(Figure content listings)
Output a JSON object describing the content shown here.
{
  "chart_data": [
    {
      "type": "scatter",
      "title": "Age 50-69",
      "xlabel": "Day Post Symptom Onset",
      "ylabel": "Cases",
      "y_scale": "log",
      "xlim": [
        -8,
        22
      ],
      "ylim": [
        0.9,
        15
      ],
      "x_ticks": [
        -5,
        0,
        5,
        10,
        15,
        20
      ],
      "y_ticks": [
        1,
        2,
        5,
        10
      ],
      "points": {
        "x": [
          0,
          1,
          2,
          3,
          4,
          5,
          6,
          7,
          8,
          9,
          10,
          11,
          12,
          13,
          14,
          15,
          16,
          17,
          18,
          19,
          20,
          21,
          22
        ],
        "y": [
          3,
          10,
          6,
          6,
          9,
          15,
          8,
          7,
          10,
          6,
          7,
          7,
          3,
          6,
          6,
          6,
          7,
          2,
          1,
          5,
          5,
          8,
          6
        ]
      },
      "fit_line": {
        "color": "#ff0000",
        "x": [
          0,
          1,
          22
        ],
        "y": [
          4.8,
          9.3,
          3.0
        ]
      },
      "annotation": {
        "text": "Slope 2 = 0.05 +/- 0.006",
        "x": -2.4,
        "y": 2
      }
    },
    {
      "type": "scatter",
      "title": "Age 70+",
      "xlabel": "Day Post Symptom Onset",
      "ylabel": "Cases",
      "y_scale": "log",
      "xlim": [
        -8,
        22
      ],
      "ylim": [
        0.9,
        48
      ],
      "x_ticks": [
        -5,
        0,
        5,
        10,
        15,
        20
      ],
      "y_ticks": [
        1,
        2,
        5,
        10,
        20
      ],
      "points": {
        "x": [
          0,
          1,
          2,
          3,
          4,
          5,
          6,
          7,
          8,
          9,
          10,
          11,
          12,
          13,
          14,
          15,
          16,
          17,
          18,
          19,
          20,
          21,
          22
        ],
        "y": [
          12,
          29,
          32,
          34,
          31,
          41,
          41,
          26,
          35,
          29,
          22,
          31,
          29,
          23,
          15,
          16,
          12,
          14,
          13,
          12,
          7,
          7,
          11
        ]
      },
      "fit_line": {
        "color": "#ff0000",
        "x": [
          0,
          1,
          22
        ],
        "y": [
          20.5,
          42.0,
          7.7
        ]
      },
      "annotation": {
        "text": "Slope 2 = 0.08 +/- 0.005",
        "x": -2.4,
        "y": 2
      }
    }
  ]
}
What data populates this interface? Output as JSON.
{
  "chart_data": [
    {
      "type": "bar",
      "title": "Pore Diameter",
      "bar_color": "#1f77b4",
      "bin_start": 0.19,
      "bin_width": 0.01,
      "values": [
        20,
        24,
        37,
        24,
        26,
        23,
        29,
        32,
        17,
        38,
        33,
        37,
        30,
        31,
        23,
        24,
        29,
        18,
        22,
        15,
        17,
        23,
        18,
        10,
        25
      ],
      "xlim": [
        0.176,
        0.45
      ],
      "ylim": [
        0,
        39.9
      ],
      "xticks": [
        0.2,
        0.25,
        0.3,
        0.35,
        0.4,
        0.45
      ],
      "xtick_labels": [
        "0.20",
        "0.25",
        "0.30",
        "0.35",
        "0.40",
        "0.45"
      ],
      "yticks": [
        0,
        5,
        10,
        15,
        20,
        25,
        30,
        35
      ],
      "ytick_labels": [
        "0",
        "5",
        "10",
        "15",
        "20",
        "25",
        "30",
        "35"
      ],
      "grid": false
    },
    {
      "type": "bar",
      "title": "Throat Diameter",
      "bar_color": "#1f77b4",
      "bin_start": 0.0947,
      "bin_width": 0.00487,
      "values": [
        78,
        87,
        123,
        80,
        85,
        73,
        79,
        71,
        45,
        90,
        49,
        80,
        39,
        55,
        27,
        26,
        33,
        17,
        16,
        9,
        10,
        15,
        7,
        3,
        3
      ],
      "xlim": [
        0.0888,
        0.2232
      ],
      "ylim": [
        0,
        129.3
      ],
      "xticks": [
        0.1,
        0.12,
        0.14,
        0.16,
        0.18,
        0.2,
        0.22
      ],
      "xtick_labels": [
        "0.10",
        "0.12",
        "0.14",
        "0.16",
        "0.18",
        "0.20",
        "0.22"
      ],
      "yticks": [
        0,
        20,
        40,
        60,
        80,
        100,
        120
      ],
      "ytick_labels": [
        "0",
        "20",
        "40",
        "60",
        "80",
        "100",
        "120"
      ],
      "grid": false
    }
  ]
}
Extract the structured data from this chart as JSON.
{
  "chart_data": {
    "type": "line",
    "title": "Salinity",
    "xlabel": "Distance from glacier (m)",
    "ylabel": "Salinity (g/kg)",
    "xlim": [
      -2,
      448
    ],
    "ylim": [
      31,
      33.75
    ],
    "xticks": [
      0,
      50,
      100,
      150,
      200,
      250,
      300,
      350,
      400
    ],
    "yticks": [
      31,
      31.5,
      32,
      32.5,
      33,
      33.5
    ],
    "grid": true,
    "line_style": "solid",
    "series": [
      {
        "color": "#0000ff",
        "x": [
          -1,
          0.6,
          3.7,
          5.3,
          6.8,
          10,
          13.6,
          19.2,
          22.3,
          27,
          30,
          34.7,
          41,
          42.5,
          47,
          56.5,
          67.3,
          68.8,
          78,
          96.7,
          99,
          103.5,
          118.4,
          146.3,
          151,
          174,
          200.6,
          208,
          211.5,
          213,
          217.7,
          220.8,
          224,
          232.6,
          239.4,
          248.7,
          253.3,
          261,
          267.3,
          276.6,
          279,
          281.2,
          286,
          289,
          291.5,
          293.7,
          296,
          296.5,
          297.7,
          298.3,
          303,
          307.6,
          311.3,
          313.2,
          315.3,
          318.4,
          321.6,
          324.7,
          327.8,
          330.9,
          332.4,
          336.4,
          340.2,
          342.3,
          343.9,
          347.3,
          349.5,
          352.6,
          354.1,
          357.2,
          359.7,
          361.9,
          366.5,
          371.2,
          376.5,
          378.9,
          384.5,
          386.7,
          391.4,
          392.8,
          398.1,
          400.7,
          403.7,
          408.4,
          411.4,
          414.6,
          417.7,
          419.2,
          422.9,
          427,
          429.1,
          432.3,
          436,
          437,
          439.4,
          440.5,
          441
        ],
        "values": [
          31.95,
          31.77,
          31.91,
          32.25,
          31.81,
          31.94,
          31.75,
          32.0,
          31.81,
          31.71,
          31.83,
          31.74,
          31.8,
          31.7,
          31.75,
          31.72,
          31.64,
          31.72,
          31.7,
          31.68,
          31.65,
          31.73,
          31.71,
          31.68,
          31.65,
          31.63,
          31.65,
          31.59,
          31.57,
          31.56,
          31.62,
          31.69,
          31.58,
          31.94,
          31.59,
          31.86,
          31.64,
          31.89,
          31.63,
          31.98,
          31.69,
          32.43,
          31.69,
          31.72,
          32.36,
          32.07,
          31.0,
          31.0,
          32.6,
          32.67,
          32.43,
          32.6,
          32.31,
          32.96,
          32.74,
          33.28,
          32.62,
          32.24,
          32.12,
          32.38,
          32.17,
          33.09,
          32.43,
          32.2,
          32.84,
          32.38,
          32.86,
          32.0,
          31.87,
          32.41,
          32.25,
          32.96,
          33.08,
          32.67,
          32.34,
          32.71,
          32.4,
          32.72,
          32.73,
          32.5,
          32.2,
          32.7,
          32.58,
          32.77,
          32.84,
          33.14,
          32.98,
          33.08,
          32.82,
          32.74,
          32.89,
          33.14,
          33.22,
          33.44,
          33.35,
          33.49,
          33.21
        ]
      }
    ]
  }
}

# GIVEN EXERCISE
Each line in the material above must be retyped without alteration.

# ANSWER TO THE PROBLEM
Output a JSON object describing the content shown here.
{
  "chart_data": [
    {
      "type": "scatter",
      "title": "Age 50-69",
      "xlabel": "Day Post Symptom Onset",
      "ylabel": "Cases",
      "y_scale": "log",
      "xlim": [
        -8,
        22
      ],
      "ylim": [
        0.9,
        15
      ],
      "x_ticks": [
        -5,
        0,
        5,
        10,
        15,
        20
      ],
      "y_ticks": [
        1,
        2,
        5,
        10
      ],
      "points": {
        "x": [
          0,
          1,
          2,
          3,
          4,
          5,
          6,
          7,
          8,
          9,
          10,
          11,
          12,
          13,
          14,
          15,
          16,
          17,
          18,
          19,
          20,
          21,
          22
        ],
        "y": [
          3,
          10,
          6,
          6,
          9,
          15,
          8,
          7,
          10,
          6,
          7,
          7,
          3,
          6,
          6,
          6,
          7,
          2,
          1,
          5,
          5,
          8,
          6
        ]
      },
      "fit_line": {
        "color": "#ff0000",
        "x": [
          0,
          1,
          22
        ],
        "y": [
          4.8,
          9.3,
          3.0
        ]
      },
      "annotation": {
        "text": "Slope 2 = 0.05 +/- 0.006",
        "x": -2.4,
        "y": 2
      }
    },
    {
      "type": "scatter",
      "title": "Age 70+",
      "xlabel": "Day Post Symptom Onset",
      "ylabel": "Cases",
      "y_scale": "log",
      "xlim": [
        -8,
        22
      ],
      "ylim": [
        0.9,
        48
      ],
      "x_ticks": [
        -5,
        0,
        5,
        10,
        15,
        20
      ],
      "y_ticks": [
        1,
        2,
        5,
        10,
        20
      ],
      "points": {
        "x": [
          0,
          1,
          2,
          3,
          4,
          5,
          6,
          7,
          8,
          9,
          10,
          11,
          12,
          13,
          14,
          15,
          16,
          17,
          18,
          19,
          20,
          21,
          22
        ],
        "y": [
          12,
          29,
          32,
          34,
          31,
          41,
          41,
          26,
          35,
          29,
          22,
          31,
          29,
          23,
          15,
          16,
          12,
          14,
          13,
          12,
          7,
          7,
          11
        ]
      },
      "fit_line": {
        "color": "#ff0000",
        "x": [
          0,
          1,
          22
        ],
        "y": [
          20.5,
          42.0,
          7.7
        ]
      },
      "annotation": {
        "text": "Slope 2 = 0.08 +/- 0.005",
        "x": -2.4,
        "y": 2
      }
    }
  ]
}
What data populates this interface? Output as JSON.
{
  "chart_data": [
    {
      "type": "bar",
      "title": "Pore Diameter",
      "bar_color": "#1f77b4",
      "bin_start": 0.19,
      "bin_width": 0.01,
      "values": [
        20,
        24,
        37,
        24,
        26,
        23,
        29,
        32,
        17,
        38,
        33,
        37,
        30,
        31,
        23,
        24,
        29,
        18,
        22,
        15,
        17,
        23,
        18,
        10,
        25
      ],
      "xlim": [
        0.176,
        0.45
      ],
      "ylim": [
        0,
        39.9
      ],
      "xticks": [
        0.2,
        0.25,
        0.3,
        0.35,
        0.4,
        0.45
      ],
      "xtick_labels": [
        "0.20",
        "0.25",
        "0.30",
        "0.35",
        "0.40",
        "0.45"
      ],
      "yticks": [
        0,
        5,
        10,
        15,
        20,
        25,
        30,
        35
      ],
      "ytick_labels": [
        "0",
        "5",
        "10",
        "15",
        "20",
        "25",
        "30",
        "35"
      ],
      "grid": false
    },
    {
      "type": "bar",
      "title": "Throat Diameter",
      "bar_color": "#1f77b4",
      "bin_start": 0.0947,
      "bin_width": 0.00487,
      "values": [
        78,
        87,
        123,
        80,
        85,
        73,
        79,
        71,
        45,
        90,
        49,
        80,
        39,
        55,
        27,
        26,
        33,
        17,
        16,
        9,
        10,
        15,
        7,
        3,
        3
      ],
      "xlim": [
        0.0888,
        0.2232
      ],
      "ylim": [
        0,
        129.3
      ],
      "xticks": [
        0.1,
        0.12,
        0.14,
        0.16,
        0.18,
        0.2,
        0.22
      ],
      "xtick_labels": [
        "0.10",
        "0.12",
        "0.14",
        "0.16",
        "0.18",
        "0.20",
        "0.22"
      ],
      "yticks": [
        0,
        20,
        40,
        60,
        80,
        100,
        120
      ],
      "ytick_labels": [
        "0",
        "20",
        "40",
        "60",
        "80",
        "100",
        "120"
      ],
      "grid": false
    }
  ]
}
Extract the structured data from this chart as JSON.
{
  "chart_data": {
    "type": "line",
    "title": "Salinity",
    "xlabel": "Distance from glacier (m)",
    "ylabel": "Salinity (g/kg)",
    "xlim": [
      -2,
      448
    ],
    "ylim": [
      31,
      33.75
    ],
    "xticks": [
      0,
      50,
      100,
      150,
      200,
      250,
      300,
      350,
      400
    ],
    "yticks": [
      31,
      31.5,
      32,
      32.5,
      33,
      33.5
    ],
    "grid": true,
    "line_style": "solid",
    "series": [
      {
        "color": "#0000ff",
        "x": [
          -1,
          0.6,
          3.7,
          5.3,
          6.8,
          10,
          13.6,
          19.2,
          22.3,
          27,
          30,
          34.7,
          41,
          42.5,
          47,
          56.5,
          67.3,
          68.8,
          78,
          96.7,
          99,
          103.5,
          118.4,
          146.3,
          151,
          174,
          200.6,
          208,
          211.5,
          213,
          217.7,
          220.8,
          224,
          232.6,
          239.4,
          248.7,
          253.3,
          261,
          267.3,
          276.6,
          279,
          281.2,
          286,
          289,
          291.5,
          293.7,
          296,
          296.5,
          297.7,
          298.3,
          303,
          307.6,
          311.3,
          313.2,
          315.3,
          318.4,
          321.6,
          324.7,
          327.8,
          330.9,
          332.4,
          336.4,
          340.2,
          342.3,
          343.9,
          347.3,
          349.5,
          352.6,
          354.1,
          357.2,
          359.7,
          361.9,
          366.5,
          371.2,
          376.5,
          378.9,
          384.5,
          386.7,
          391.4,
          392.8,
          398.1,
          400.7,
          403.7,
          408.4,
          411.4,
          414.6,
          417.7,
          419.2,
          422.9,
          427,
          429.1,
          432.3,
          436,
          437,
          439.4,
          440.5,
          441
        ],
        "values": [
          31.95,
          31.77,
          31.91,
          32.25,
          31.81,
          31.94,
          31.75,
          32.0,
          31.81,
          31.71,
          31.83,
          31.74,
          31.8,
          31.7,
          31.75,
          31.72,
          31.64,
          31.72,
          31.7,
          31.68,
          31.65,
          31.73,
          31.71,
          31.68,
          31.65,
          31.63,
          31.65,
          31.59,
          31.57,
          31.56,
          31.62,
          31.69,
          31.58,
          31.94,
          31.59,
          31.86,
          31.64,
          31.89,
          31.63,
          31.98,
          31.69,
          32.43,
          31.69,
          31.72,
          32.36,
          32.07,
          31.0,
          31.0,
          32.6,
          32.67,
          32.43,
          32.6,
          32.31,
          32.96,
          32.74,
          33.28,
          32.62,
          32.24,
          32.12,
          32.38,
          32.17,
          33.09,
          32.43,
          32.2,
          32.84,
          32.38,
          32.86,
          32.0,
          31.87,
          32.41,
          32.25,
          32.96,
          33.08,
          32.67,
          32.34,
          32.71,
          32.4,
          32.72,
          32.73,
          32.5,
          32.2,
          32.7,
          32.58,
          32.77,
          32.84,
          33.14,
          32.98,
          33.08,
          32.82,
          32.74,
          32.89,
          33.14,
          33.22,
          33.44,
          33.35,
          33.49,
          33.21
        ]
      }
    ]
  }
}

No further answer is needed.